- Directive -
Copy out all the lines where "word" shows up.

-- begin --

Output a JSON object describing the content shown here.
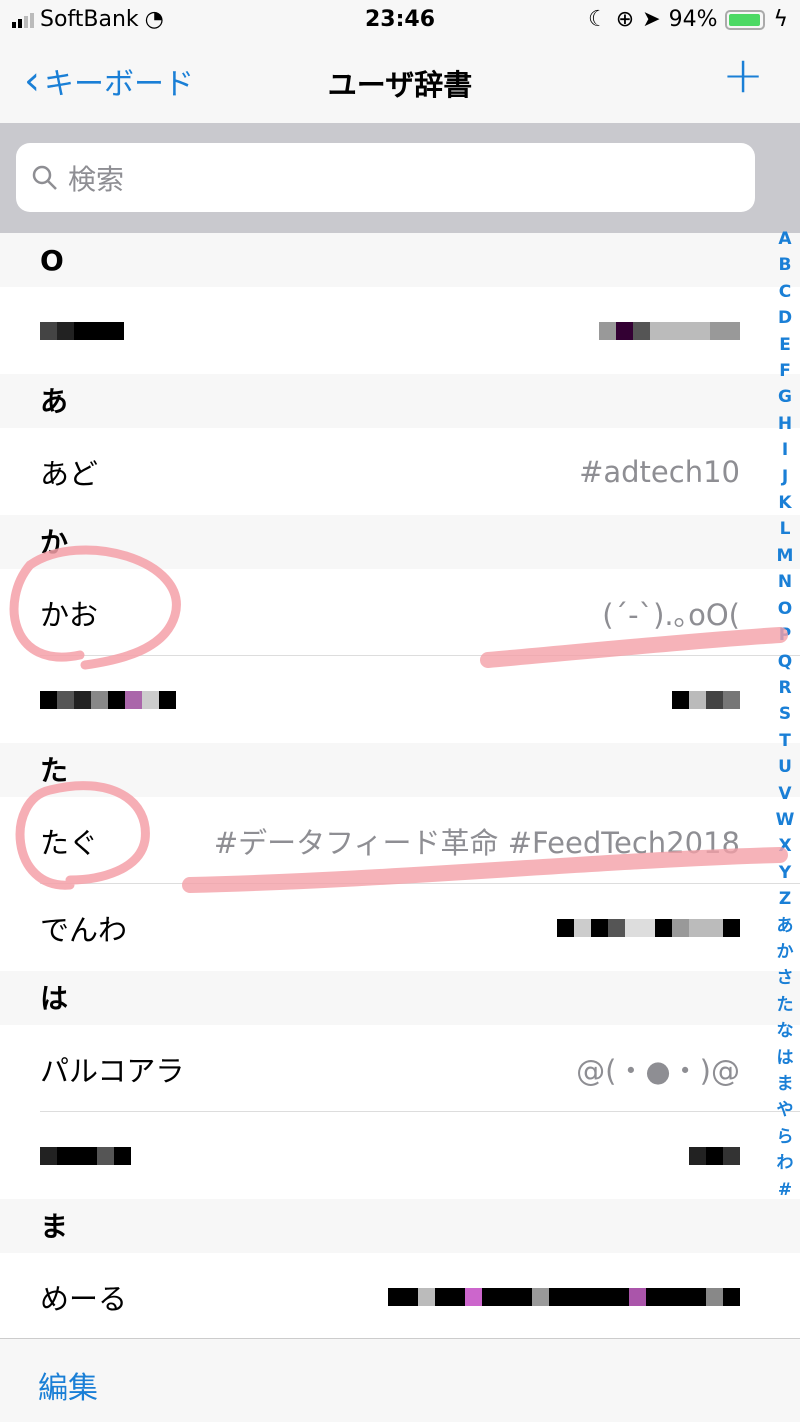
{
  "status": {
    "carrier": "SoftBank",
    "time": "23:46",
    "battery": "94%",
    "battery_level": 0.94
  },
  "nav": {
    "back_label": "キーボード",
    "title": "ユーザ辞書",
    "add_icon": "plus-icon"
  },
  "search": {
    "placeholder": "検索"
  },
  "sections": [
    {
      "header": "O",
      "rows": [
        {
          "word": "",
          "reading": "",
          "redacted": true
        }
      ]
    },
    {
      "header": "あ",
      "rows": [
        {
          "word": "あど",
          "reading": "#adtech10"
        }
      ]
    },
    {
      "header": "か",
      "rows": [
        {
          "word": "かお",
          "reading": "(´-`).｡oO("
        },
        {
          "word": "",
          "reading": "",
          "redacted": true
        }
      ]
    },
    {
      "header": "た",
      "rows": [
        {
          "word": "たぐ",
          "reading": "#データフィード革命 #FeedTech2018"
        },
        {
          "word": "でんわ",
          "reading": "",
          "redacted": true
        }
      ]
    },
    {
      "header": "は",
      "rows": [
        {
          "word": "パルコアラ",
          "reading": "@(・●・)@"
        },
        {
          "word": "",
          "reading": "",
          "redacted": true
        }
      ]
    },
    {
      "header": "ま",
      "rows": [
        {
          "word": "めーる",
          "reading": "",
          "redacted": true
        }
      ]
    }
  ],
  "index": [
    "A",
    "B",
    "C",
    "D",
    "E",
    "F",
    "G",
    "H",
    "I",
    "J",
    "K",
    "L",
    "M",
    "N",
    "O",
    "P",
    "Q",
    "R",
    "S",
    "T",
    "U",
    "V",
    "W",
    "X",
    "Y",
    "Z",
    "あ",
    "か",
    "さ",
    "た",
    "な",
    "は",
    "ま",
    "や",
    "ら",
    "わ",
    "#"
  ],
  "toolbar": {
    "edit_label": "編集"
  },
  "colors": {
    "accent": "#1a7fd6",
    "annotation": "#f4a0a8"
  }
}
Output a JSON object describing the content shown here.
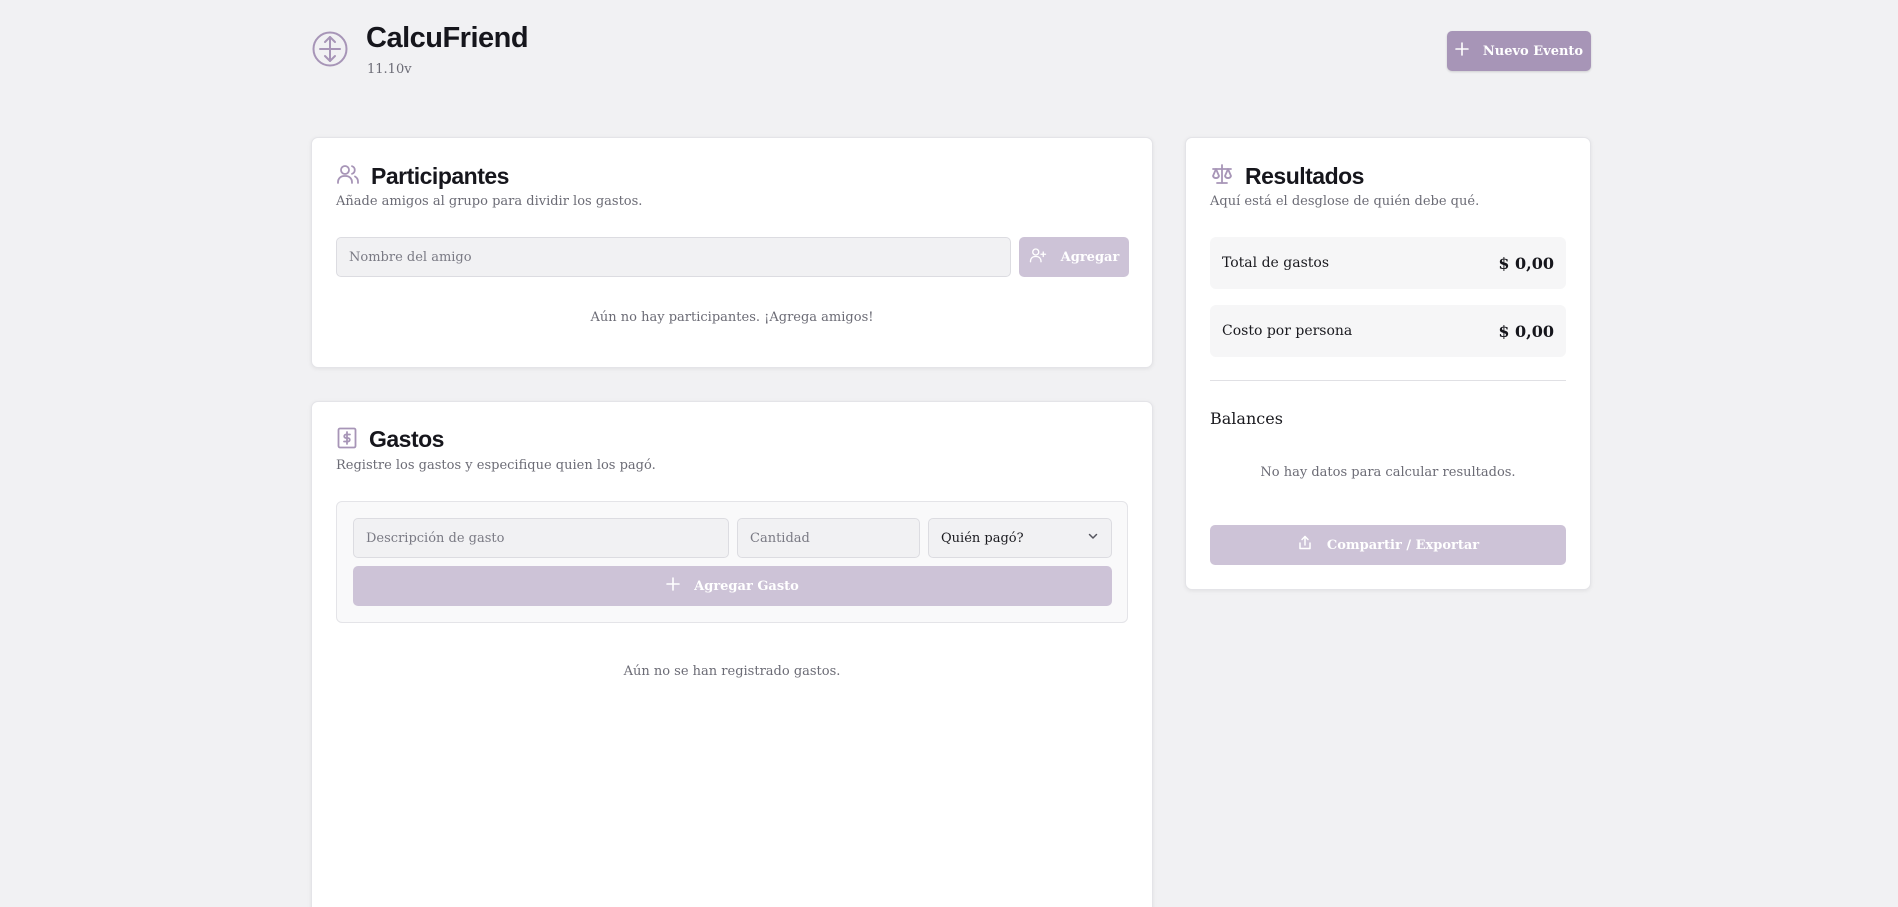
{
  "app": {
    "title": "CalcuFriend",
    "version": "11.10v",
    "new_event_label": "Nuevo Evento"
  },
  "participants": {
    "title": "Participantes",
    "subtitle": "Añade amigos al grupo para dividir los gastos.",
    "input_placeholder": "Nombre del amigo",
    "add_label": "Agregar",
    "empty_text": "Aún no hay participantes. ¡Agrega amigos!"
  },
  "expenses": {
    "title": "Gastos",
    "subtitle": "Registre los gastos y especifique quien los pagó.",
    "description_placeholder": "Descripción de gasto",
    "amount_placeholder": "Cantidad",
    "payer_select": "Quién pagó?",
    "add_label": "Agregar Gasto",
    "empty_text": "Aún no se han registrado gastos."
  },
  "results": {
    "title": "Resultados",
    "subtitle": "Aquí está el desglose de quién debe qué.",
    "total_label": "Total de gastos",
    "total_value": "$ 0,00",
    "per_person_label": "Costo por persona",
    "per_person_value": "$ 0,00",
    "balances_title": "Balances",
    "empty_text": "No hay datos para calcular resultados.",
    "share_label": "Compartir / Exportar"
  },
  "colors": {
    "accent": "#a795b7",
    "accent_disabled": "#cdc3d7",
    "background": "#f1f1f3"
  },
  "icons": {
    "logo": "scale-circle-icon",
    "new_event": "plus-icon",
    "participants": "users-icon",
    "add_participant": "user-plus-icon",
    "expenses": "receipt-dollar-icon",
    "add_expense": "plus-icon",
    "payer_dropdown": "chevron-down-icon",
    "results": "scale-icon",
    "share": "share-icon"
  }
}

-- end --

- Answer to the task -
          "word": "",
          "word": "あど",
          "word": "かお",
          "word": "",
          "word": "たぐ",
          "word": "でんわ",
          "word": "パルコアラ",
          "word": "",
          "word": "めーる",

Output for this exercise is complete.